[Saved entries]
════
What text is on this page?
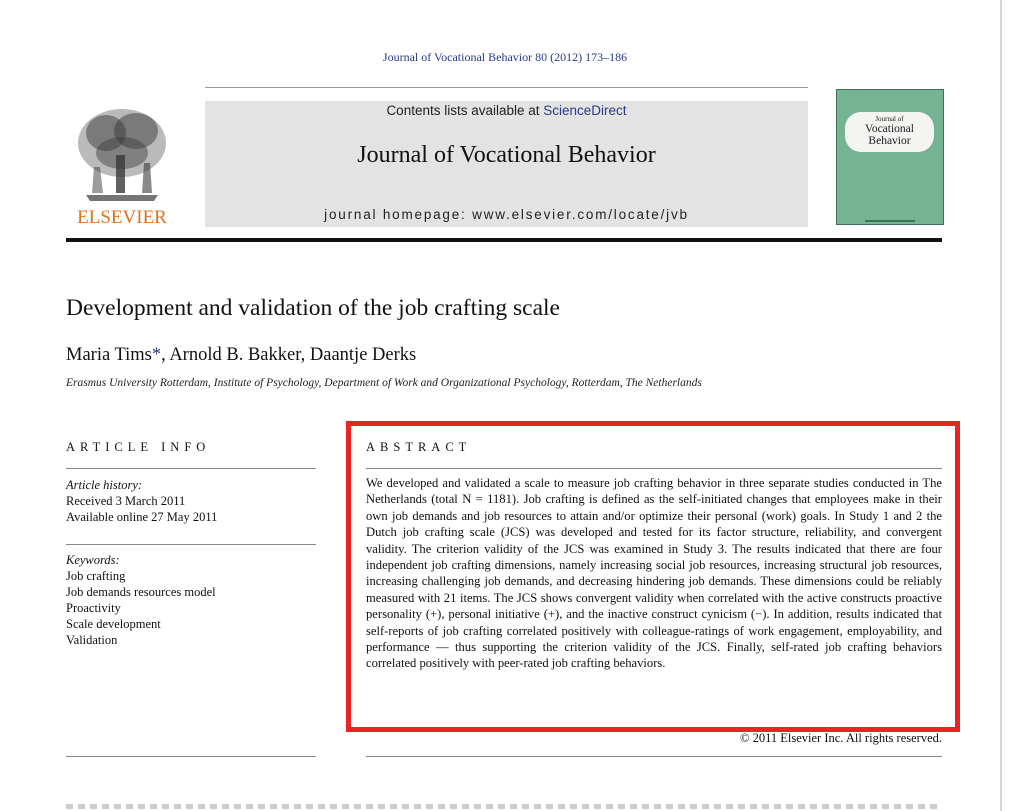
Journal of Vocational Behavior 80 (2012) 173–186
ELSEVIER
Contents lists available at ScienceDirect
Journal of Vocational Behavior
journal homepage: www.elsevier.com/locate/jvb
Journal of
Vocational
Behavior
Development and validation of the job crafting scale
Maria Tims*, Arnold B. Bakker, Daantje Derks
Erasmus University Rotterdam, Institute of Psychology, Department of Work and Organizational Psychology, Rotterdam, The Netherlands
ARTICLE INFO
Article history:
Received 3 March 2011
Available online 27 May 2011
Keywords:
Job crafting
Job demands resources model
Proactivity
Scale development
Validation
ABSTRACT
We developed and validated a scale to measure job crafting behavior in three separate studies conducted in The Netherlands (total N = 1181). Job crafting is defined as the self-initiated changes that employees make in their own job demands and job resources to attain and/or optimize their personal (work) goals. In Study 1 and 2 the Dutch job crafting scale (JCS) was developed and tested for its factor structure, reliability, and convergent validity. The criterion validity of the JCS was examined in Study 3. The results indicated that there are four independent job crafting dimensions, namely increasing social job resources, increasing structural job resources, increasing challenging job demands, and decreasing hindering job demands. These dimensions could be reliably measured with 21 items. The JCS shows convergent validity when correlated with the active constructs proactive personality (+), personal initiative (+), and the inactive construct cynicism (−). In addition, results indicated that self-reports of job crafting correlated positively with colleague-ratings of work engagement, employability, and performance — thus supporting the criterion validity of the JCS. Finally, self-rated job crafting behaviors correlated positively with peer-rated job crafting behaviors.
© 2011 Elsevier Inc. All rights reserved.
════
Exercise goal
All of the material above needs to be restated exactly, with no pictures.

Exercise solution
What text is on this page?
Journal of Vocational Behavior 80 (2012) 173–186
ELSEVIER
Contents lists available at ScienceDirect
Journal of Vocational Behavior
journal homepage: www.elsevier.com/locate/jvb
Journal of
Vocational
Behavior
Development and validation of the job crafting scale
Maria Tims*, Arnold B. Bakker, Daantje Derks
Erasmus University Rotterdam, Institute of Psychology, Department of Work and Organizational Psychology, Rotterdam, The Netherlands
ARTICLE INFO
Article history:
Received 3 March 2011
Available online 27 May 2011
Keywords:
Job crafting
Job demands resources model
Proactivity
Scale development
Validation
ABSTRACT
We developed and validated a scale to measure job crafting behavior in three separate studies conducted in The Netherlands (total N = 1181). Job crafting is defined as the self-initiated changes that employees make in their own job demands and job resources to attain and/or optimize their personal (work) goals. In Study 1 and 2 the Dutch job crafting scale (JCS) was developed and tested for its factor structure, reliability, and convergent validity. The criterion validity of the JCS was examined in Study 3. The results indicated that there are four independent job crafting dimensions, namely increasing social job resources, increasing structural job resources, increasing challenging job demands, and decreasing hindering job demands. These dimensions could be reliably measured with 21 items. The JCS shows convergent validity when correlated with the active constructs proactive personality (+), personal initiative (+), and the inactive construct cynicism (−). In addition, results indicated that self-reports of job crafting correlated positively with colleague-ratings of work engagement, employability, and performance — thus supporting the criterion validity of the JCS. Finally, self-rated job crafting behaviors correlated positively with peer-rated job crafting behaviors.
© 2011 Elsevier Inc. All rights reserved.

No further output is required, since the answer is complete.